• What needs to be done: Pick out every line that holds the string "caption" and copy it.

• Chart and figure data:
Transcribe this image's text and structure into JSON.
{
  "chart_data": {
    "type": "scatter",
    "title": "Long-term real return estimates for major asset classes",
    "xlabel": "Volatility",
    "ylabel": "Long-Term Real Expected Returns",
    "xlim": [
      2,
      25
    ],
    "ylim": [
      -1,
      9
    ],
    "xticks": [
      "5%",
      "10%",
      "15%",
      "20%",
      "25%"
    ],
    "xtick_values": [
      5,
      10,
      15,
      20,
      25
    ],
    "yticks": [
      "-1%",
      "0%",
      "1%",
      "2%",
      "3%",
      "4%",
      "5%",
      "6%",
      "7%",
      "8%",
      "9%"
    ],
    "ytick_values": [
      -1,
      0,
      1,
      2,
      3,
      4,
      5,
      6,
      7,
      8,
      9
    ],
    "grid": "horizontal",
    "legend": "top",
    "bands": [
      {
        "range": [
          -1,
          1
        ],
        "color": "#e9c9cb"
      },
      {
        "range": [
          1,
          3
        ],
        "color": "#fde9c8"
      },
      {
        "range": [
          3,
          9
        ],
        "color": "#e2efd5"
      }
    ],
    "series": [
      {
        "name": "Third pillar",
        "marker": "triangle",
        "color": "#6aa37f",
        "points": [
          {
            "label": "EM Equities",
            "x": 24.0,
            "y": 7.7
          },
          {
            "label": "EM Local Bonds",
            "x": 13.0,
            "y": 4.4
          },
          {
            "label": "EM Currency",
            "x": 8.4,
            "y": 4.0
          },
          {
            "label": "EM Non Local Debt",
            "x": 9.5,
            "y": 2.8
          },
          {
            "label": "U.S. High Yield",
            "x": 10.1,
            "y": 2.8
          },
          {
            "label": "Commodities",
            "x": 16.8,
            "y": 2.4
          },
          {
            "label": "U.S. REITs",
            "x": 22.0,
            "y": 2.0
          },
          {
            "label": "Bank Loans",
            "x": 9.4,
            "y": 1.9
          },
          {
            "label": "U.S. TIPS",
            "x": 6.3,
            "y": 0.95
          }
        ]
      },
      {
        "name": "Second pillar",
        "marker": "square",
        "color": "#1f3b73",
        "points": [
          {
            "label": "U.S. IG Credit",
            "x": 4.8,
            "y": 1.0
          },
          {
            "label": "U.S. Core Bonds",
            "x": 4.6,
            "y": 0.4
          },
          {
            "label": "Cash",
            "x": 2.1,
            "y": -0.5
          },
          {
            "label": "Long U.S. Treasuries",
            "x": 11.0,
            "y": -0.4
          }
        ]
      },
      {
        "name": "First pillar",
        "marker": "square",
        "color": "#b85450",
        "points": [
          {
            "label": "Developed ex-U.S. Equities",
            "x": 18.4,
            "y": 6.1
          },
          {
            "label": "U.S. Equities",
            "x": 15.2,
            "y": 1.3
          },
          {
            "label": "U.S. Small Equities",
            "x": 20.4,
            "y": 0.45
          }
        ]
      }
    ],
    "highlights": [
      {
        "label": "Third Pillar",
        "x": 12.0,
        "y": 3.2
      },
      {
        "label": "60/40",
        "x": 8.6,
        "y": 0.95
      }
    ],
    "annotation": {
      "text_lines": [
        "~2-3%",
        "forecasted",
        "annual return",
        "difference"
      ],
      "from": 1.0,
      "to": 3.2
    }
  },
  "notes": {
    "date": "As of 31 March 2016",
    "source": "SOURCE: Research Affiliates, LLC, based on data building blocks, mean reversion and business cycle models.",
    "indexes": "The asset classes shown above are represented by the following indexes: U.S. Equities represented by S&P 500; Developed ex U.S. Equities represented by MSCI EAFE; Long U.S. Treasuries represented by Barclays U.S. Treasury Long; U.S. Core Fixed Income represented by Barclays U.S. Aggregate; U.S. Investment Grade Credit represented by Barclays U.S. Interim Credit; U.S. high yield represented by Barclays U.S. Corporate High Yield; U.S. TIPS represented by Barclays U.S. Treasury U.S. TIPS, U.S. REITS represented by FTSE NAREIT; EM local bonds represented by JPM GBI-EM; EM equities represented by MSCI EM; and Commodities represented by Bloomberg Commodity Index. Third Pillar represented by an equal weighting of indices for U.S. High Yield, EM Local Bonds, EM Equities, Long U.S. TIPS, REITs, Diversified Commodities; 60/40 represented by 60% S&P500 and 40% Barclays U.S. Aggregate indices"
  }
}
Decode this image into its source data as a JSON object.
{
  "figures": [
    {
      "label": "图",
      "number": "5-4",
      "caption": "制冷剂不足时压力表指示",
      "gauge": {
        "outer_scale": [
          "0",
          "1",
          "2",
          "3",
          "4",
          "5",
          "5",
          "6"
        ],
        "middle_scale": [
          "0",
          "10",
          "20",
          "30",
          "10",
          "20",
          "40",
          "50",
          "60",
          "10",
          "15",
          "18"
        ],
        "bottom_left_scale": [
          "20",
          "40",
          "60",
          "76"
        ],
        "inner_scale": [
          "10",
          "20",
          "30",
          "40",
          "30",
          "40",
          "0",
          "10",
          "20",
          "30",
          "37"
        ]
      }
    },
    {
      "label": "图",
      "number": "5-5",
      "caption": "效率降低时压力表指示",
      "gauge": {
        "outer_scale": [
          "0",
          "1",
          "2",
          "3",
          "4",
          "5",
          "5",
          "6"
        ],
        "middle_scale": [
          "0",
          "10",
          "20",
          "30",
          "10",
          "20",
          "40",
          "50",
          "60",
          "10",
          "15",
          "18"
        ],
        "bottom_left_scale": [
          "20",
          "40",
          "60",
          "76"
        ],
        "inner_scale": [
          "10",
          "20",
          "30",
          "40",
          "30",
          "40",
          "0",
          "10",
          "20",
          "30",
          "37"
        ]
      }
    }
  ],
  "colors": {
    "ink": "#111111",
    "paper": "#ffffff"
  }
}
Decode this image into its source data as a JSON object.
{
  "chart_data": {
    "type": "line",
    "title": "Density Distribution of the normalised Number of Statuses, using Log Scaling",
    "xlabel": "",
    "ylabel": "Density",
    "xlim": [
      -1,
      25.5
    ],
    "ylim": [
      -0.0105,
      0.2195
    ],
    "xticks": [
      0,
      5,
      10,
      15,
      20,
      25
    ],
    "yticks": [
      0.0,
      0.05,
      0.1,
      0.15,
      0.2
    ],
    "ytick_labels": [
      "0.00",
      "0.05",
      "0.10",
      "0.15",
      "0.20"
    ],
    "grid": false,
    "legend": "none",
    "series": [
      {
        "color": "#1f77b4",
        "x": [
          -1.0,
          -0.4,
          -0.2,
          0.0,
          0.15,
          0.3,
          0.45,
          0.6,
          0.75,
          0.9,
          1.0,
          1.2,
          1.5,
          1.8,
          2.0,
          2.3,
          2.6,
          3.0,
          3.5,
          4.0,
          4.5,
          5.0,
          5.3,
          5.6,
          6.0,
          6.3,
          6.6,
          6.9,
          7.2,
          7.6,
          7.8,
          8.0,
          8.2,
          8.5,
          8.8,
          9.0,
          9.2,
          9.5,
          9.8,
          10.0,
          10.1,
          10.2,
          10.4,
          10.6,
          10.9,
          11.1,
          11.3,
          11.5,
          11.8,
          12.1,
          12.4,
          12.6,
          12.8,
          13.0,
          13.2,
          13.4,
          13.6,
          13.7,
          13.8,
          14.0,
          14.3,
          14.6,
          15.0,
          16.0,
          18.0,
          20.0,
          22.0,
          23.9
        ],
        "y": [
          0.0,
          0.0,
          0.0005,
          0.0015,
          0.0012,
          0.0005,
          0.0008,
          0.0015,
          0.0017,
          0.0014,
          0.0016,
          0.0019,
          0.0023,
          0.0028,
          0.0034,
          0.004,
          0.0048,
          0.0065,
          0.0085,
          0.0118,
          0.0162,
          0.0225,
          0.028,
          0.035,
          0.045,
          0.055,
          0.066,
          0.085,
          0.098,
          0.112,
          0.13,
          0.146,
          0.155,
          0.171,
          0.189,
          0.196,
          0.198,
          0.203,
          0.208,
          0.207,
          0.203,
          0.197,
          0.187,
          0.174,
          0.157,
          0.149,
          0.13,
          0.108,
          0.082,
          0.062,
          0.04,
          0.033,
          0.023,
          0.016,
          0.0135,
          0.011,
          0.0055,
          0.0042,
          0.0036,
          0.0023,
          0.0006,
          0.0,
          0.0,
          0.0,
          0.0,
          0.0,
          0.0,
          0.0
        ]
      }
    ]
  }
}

• Answer to this exercise:
      "caption": "制冷剂不足时压力表指示",
      "caption": "效率降低时压力表指示",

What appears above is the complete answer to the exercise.